§ THE INPUT
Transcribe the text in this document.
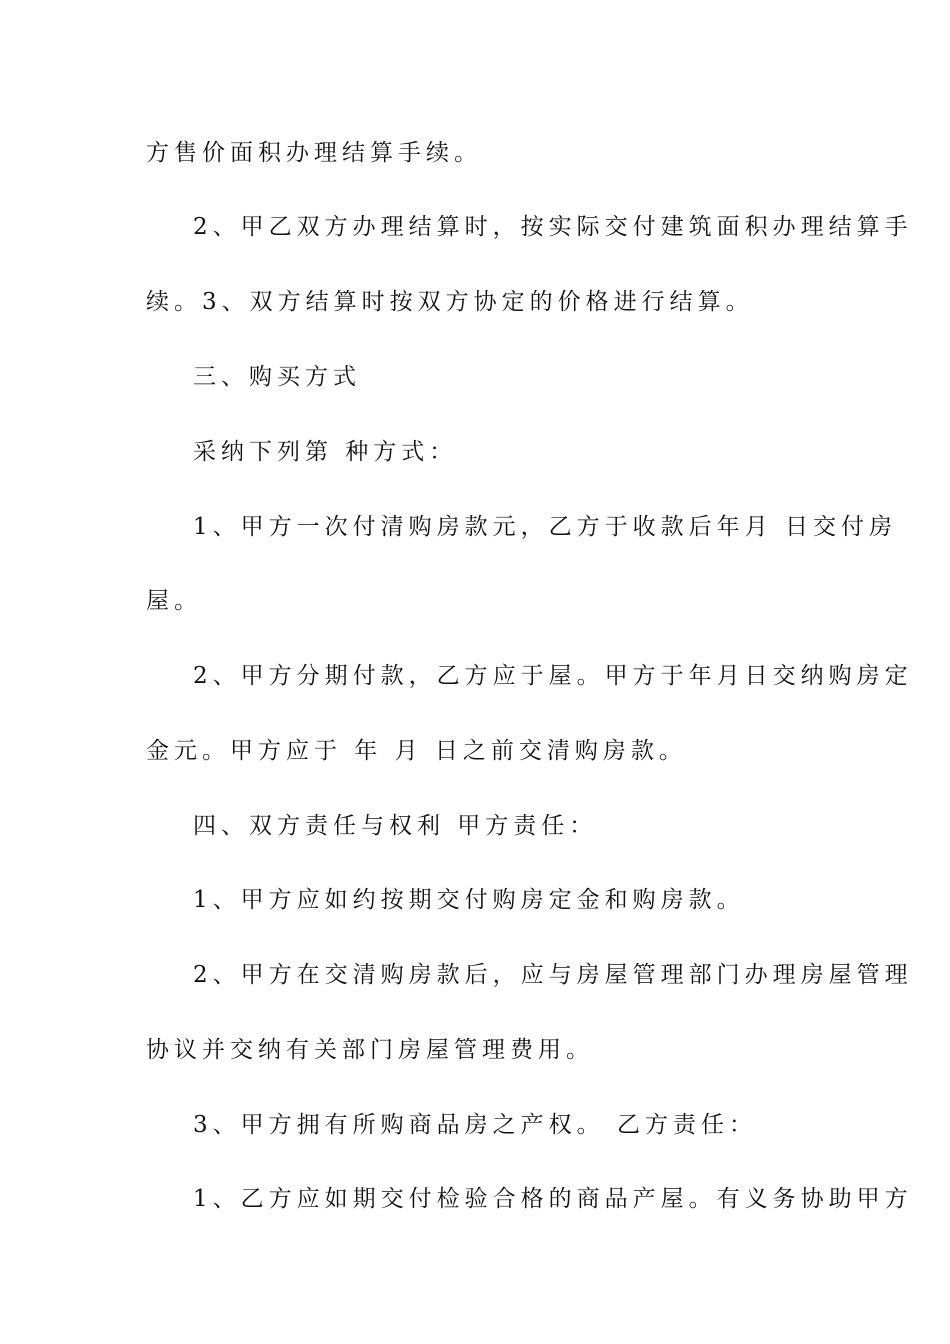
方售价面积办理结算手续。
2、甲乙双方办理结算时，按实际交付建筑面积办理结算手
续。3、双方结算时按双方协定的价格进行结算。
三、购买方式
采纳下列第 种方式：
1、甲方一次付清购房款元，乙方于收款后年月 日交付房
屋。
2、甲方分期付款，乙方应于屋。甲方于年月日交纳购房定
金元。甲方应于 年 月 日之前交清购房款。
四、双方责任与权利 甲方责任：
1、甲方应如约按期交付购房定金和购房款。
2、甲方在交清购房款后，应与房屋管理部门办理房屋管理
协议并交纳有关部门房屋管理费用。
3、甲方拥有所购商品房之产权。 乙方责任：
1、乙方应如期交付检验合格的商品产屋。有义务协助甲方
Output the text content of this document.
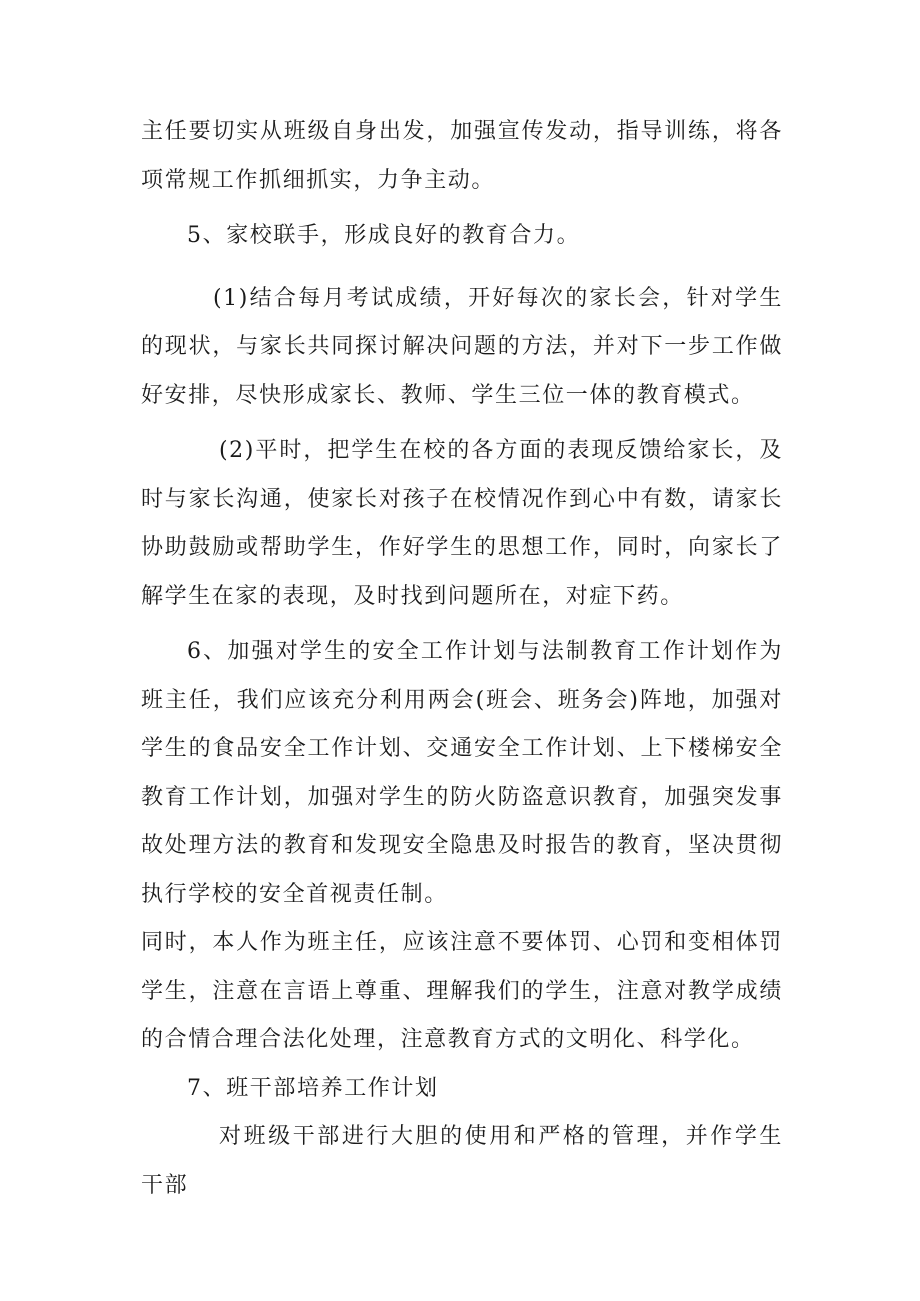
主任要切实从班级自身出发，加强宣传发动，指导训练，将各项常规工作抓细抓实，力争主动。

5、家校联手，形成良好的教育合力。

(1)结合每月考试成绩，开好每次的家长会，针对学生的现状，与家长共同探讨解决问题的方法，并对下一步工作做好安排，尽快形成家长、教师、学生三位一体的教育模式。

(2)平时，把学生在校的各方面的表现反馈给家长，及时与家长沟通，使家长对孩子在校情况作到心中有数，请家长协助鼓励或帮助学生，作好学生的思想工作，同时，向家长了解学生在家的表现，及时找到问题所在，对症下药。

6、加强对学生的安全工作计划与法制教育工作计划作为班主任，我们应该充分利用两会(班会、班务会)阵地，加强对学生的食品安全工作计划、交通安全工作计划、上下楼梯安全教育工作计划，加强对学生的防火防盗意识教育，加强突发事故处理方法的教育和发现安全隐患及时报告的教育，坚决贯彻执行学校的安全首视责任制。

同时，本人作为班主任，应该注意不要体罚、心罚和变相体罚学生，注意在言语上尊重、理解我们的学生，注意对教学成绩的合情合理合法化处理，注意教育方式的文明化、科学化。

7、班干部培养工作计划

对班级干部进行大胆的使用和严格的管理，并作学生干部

§ EXERCISE DIRECTIONS
Repeat only the lines from the one with "Output the text content of this document." through the end of the data, both included and exactly as written. Pictures stay out of the copy.

§ EXPECTED ANSWER
Output the text content of this document.
主任要切实从班级自身出发，加强宣传发动，指导训练，将各项常规工作抓细抓实，力争主动。

5、家校联手，形成良好的教育合力。

(1)结合每月考试成绩，开好每次的家长会，针对学生的现状，与家长共同探讨解决问题的方法，并对下一步工作做好安排，尽快形成家长、教师、学生三位一体的教育模式。

(2)平时，把学生在校的各方面的表现反馈给家长，及时与家长沟通，使家长对孩子在校情况作到心中有数，请家长协助鼓励或帮助学生，作好学生的思想工作，同时，向家长了解学生在家的表现，及时找到问题所在，对症下药。

6、加强对学生的安全工作计划与法制教育工作计划作为班主任，我们应该充分利用两会(班会、班务会)阵地，加强对学生的食品安全工作计划、交通安全工作计划、上下楼梯安全教育工作计划，加强对学生的防火防盗意识教育，加强突发事故处理方法的教育和发现安全隐患及时报告的教育，坚决贯彻执行学校的安全首视责任制。

同时，本人作为班主任，应该注意不要体罚、心罚和变相体罚学生，注意在言语上尊重、理解我们的学生，注意对教学成绩的合情合理合法化处理，注意教育方式的文明化、科学化。

7、班干部培养工作计划

对班级干部进行大胆的使用和严格的管理，并作学生干部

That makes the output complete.